* **WORK TO BE COMPLETED**
Reproduce every line in the listing that contains the word "name".

Rows from a figure dataset:
>> Start

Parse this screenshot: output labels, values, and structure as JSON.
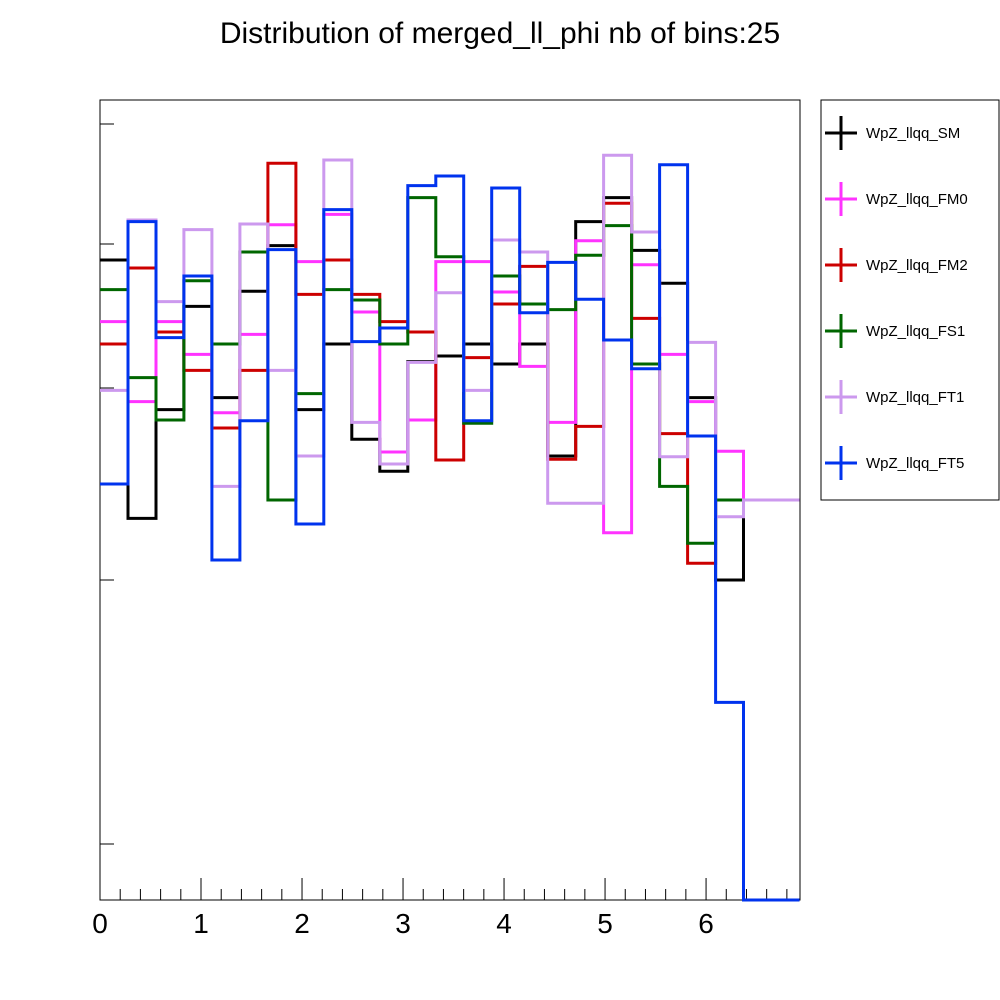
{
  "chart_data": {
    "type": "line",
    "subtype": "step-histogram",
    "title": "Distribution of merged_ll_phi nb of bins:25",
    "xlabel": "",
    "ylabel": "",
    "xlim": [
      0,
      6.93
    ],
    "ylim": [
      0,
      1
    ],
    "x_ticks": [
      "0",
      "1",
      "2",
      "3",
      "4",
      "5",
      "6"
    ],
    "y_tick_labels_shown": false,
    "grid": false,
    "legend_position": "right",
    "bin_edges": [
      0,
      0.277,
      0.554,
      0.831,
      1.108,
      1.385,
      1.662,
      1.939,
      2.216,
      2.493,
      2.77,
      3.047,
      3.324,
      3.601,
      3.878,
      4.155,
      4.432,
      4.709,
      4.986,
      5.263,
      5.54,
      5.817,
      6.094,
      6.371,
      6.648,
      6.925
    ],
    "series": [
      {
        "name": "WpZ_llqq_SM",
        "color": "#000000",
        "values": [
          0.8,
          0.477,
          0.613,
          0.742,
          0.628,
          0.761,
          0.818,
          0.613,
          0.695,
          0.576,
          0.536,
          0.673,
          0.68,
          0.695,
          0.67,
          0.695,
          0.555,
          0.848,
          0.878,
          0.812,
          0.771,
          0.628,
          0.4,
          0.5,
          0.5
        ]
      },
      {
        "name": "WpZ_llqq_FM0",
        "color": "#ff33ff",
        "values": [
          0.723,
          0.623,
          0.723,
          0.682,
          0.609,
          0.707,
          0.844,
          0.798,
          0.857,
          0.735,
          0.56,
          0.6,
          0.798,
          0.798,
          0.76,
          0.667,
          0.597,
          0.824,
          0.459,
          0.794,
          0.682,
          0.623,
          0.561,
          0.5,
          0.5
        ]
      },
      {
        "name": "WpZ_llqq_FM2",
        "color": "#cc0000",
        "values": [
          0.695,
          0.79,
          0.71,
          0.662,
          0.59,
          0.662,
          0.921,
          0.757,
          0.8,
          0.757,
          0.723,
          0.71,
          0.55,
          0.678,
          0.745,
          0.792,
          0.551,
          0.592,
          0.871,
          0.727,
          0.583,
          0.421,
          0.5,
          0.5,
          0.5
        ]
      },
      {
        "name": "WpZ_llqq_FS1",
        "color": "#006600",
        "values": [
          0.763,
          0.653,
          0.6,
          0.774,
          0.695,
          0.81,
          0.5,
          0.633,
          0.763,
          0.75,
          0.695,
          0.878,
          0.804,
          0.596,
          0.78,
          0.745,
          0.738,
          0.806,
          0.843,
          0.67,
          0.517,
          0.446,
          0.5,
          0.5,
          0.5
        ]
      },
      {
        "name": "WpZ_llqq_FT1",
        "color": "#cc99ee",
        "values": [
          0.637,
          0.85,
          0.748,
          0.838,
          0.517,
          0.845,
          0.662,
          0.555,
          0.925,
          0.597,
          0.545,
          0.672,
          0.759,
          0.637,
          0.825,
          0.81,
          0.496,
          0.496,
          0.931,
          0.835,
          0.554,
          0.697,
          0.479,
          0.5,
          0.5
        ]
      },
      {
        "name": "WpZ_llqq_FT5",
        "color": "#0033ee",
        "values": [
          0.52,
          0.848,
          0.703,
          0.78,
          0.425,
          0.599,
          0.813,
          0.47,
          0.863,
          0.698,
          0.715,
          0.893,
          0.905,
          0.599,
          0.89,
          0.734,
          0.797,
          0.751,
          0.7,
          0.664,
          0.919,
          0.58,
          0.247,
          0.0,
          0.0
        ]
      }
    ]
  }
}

>> End

* **ANSWER IN FULL**
        "name": "WpZ_llqq_SM",
        "name": "WpZ_llqq_FM0",
        "name": "WpZ_llqq_FM2",
        "name": "WpZ_llqq_FS1",
        "name": "WpZ_llqq_FT1",
        "name": "WpZ_llqq_FT5",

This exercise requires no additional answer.